• EXERCISE TASK: Lines before the one containing "Output a JSON" are left out; copy that line and every later line through the end of the data exactly.

Data records

╔══

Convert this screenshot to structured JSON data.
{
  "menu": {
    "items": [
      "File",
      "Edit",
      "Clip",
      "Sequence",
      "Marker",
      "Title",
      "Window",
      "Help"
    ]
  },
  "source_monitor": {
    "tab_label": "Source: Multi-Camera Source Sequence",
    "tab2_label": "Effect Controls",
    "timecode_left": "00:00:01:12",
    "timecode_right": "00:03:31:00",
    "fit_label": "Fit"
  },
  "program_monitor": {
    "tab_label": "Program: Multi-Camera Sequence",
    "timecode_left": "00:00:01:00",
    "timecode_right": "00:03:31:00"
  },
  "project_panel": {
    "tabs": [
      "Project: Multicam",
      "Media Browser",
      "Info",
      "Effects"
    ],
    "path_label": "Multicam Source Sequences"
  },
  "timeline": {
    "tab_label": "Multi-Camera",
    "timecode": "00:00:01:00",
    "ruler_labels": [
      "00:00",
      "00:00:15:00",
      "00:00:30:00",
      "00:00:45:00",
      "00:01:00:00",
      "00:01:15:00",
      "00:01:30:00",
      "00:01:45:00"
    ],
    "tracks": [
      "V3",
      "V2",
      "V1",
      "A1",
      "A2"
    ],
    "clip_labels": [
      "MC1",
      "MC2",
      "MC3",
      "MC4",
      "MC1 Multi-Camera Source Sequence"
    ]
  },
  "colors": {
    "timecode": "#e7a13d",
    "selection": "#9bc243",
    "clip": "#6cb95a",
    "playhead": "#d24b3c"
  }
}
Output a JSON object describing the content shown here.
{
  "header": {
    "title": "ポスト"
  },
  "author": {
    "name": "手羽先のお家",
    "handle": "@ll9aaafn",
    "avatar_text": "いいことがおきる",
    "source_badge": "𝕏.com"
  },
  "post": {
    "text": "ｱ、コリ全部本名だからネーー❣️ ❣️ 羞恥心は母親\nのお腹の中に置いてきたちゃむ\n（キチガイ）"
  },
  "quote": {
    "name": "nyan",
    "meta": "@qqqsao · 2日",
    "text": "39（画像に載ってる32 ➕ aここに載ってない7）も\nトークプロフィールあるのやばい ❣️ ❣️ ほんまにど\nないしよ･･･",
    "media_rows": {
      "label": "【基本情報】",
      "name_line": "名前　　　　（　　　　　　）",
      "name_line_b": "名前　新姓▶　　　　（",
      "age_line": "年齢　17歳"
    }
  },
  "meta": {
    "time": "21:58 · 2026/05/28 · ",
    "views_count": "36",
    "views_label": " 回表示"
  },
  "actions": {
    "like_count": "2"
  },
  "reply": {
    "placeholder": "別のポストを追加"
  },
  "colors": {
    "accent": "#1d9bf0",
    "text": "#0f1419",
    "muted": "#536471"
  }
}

╚══

• RESPONSE BELOW:
Output a JSON object describing the content shown here.
{
  "header": {
    "title": "ポスト"
  },
  "author": {
    "name": "手羽先のお家",
    "handle": "@ll9aaafn",
    "avatar_text": "いいことがおきる",
    "source_badge": "𝕏.com"
  },
  "post": {
    "text": "ｱ、コリ全部本名だからネーー❣️ ❣️ 羞恥心は母親\nのお腹の中に置いてきたちゃむ\n（キチガイ）"
  },
  "quote": {
    "name": "nyan",
    "meta": "@qqqsao · 2日",
    "text": "39（画像に載ってる32 ➕ aここに載ってない7）も\nトークプロフィールあるのやばい ❣️ ❣️ ほんまにど\nないしよ･･･",
    "media_rows": {
      "label": "【基本情報】",
      "name_line": "名前　　　　（　　　　　　）",
      "name_line_b": "名前　新姓▶　　　　（",
      "age_line": "年齢　17歳"
    }
  },
  "meta": {
    "time": "21:58 · 2026/05/28 · ",
    "views_count": "36",
    "views_label": " 回表示"
  },
  "actions": {
    "like_count": "2"
  },
  "reply": {
    "placeholder": "別のポストを追加"
  },
  "colors": {
    "accent": "#1d9bf0",
    "text": "#0f1419",
    "muted": "#536471"
  }
}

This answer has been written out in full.